[Start Input data]

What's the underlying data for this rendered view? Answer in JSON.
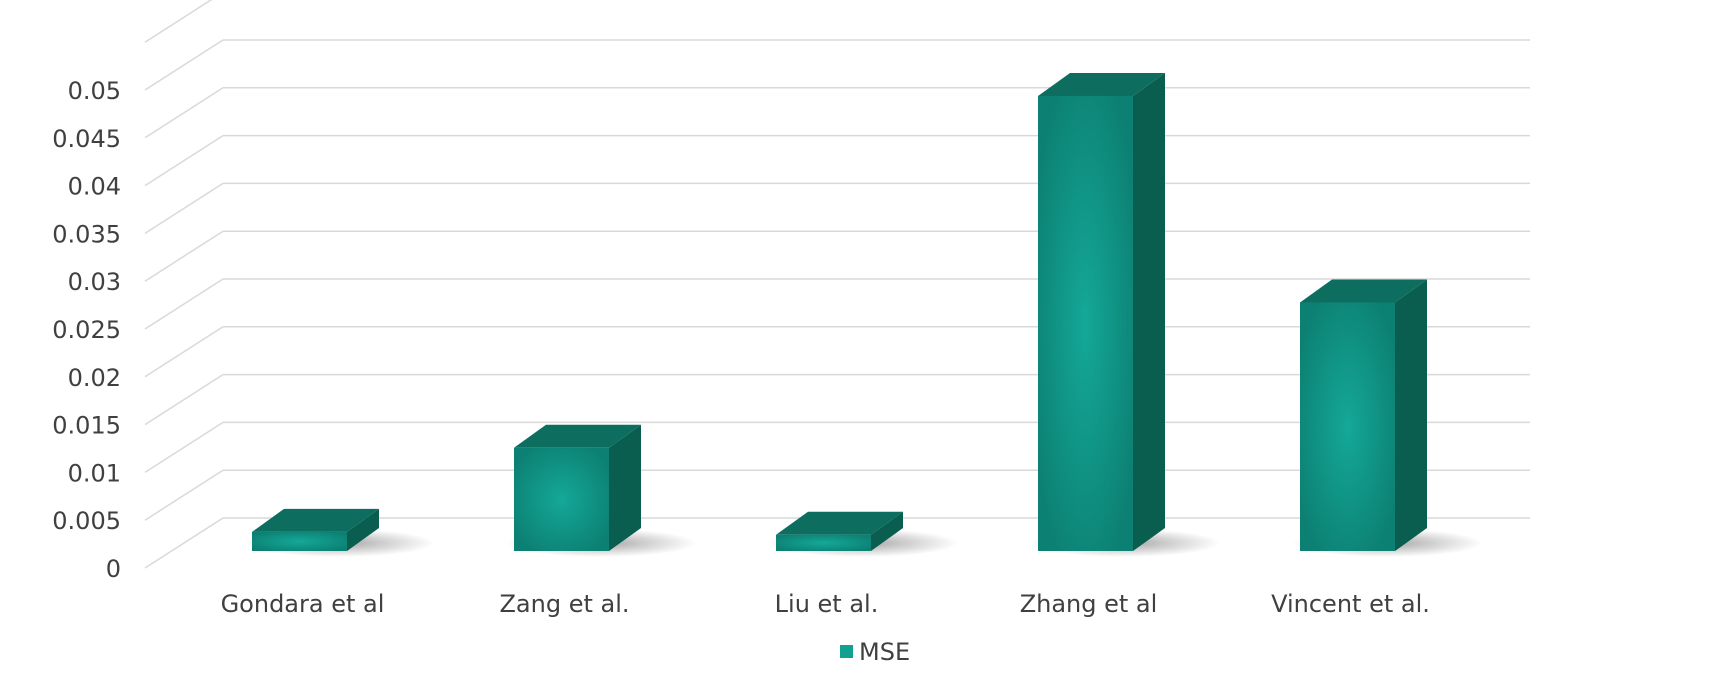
{
  "chart_data": {
    "type": "bar",
    "title": "",
    "xlabel": "",
    "ylabel": "",
    "categories": [
      "Gondara et al",
      "Zang et al.",
      "Liu et al.",
      "Zhang et al",
      "Vincent et al."
    ],
    "series": [
      {
        "name": "MSE",
        "values": [
          0.002,
          0.0108,
          0.0017,
          0.0476,
          0.026
        ]
      }
    ],
    "ylim": [
      0,
      0.055
    ],
    "yticks": [
      {
        "value": 0,
        "label": "0"
      },
      {
        "value": 0.005,
        "label": "0.005"
      },
      {
        "value": 0.01,
        "label": "0.01"
      },
      {
        "value": 0.015,
        "label": "0.015"
      },
      {
        "value": 0.02,
        "label": "0.02"
      },
      {
        "value": 0.025,
        "label": "0.025"
      },
      {
        "value": 0.03,
        "label": "0.03"
      },
      {
        "value": 0.035,
        "label": "0.035"
      },
      {
        "value": 0.04,
        "label": "0.04"
      },
      {
        "value": 0.045,
        "label": "0.045"
      },
      {
        "value": 0.05,
        "label": "0.05"
      }
    ],
    "grid": true,
    "legend": "bottom-center",
    "colors": {
      "front": "#12a090",
      "front_edge": "#0c8173",
      "side": "#0a5e50",
      "top": "#0d6e60",
      "grid": "#d9d9d9",
      "text": "#404040"
    }
  }
}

[End Input data]

**Job:** Output every entry exactly as given; pictures are not part of the copy.

**Exercise response:**
What's the underlying data for this rendered view? Answer in JSON.
{
  "chart_data": {
    "type": "bar",
    "title": "",
    "xlabel": "",
    "ylabel": "",
    "categories": [
      "Gondara et al",
      "Zang et al.",
      "Liu et al.",
      "Zhang et al",
      "Vincent et al."
    ],
    "series": [
      {
        "name": "MSE",
        "values": [
          0.002,
          0.0108,
          0.0017,
          0.0476,
          0.026
        ]
      }
    ],
    "ylim": [
      0,
      0.055
    ],
    "yticks": [
      {
        "value": 0,
        "label": "0"
      },
      {
        "value": 0.005,
        "label": "0.005"
      },
      {
        "value": 0.01,
        "label": "0.01"
      },
      {
        "value": 0.015,
        "label": "0.015"
      },
      {
        "value": 0.02,
        "label": "0.02"
      },
      {
        "value": 0.025,
        "label": "0.025"
      },
      {
        "value": 0.03,
        "label": "0.03"
      },
      {
        "value": 0.035,
        "label": "0.035"
      },
      {
        "value": 0.04,
        "label": "0.04"
      },
      {
        "value": 0.045,
        "label": "0.045"
      },
      {
        "value": 0.05,
        "label": "0.05"
      }
    ],
    "grid": true,
    "legend": "bottom-center",
    "colors": {
      "front": "#12a090",
      "front_edge": "#0c8173",
      "side": "#0a5e50",
      "top": "#0d6e60",
      "grid": "#d9d9d9",
      "text": "#404040"
    }
  }
}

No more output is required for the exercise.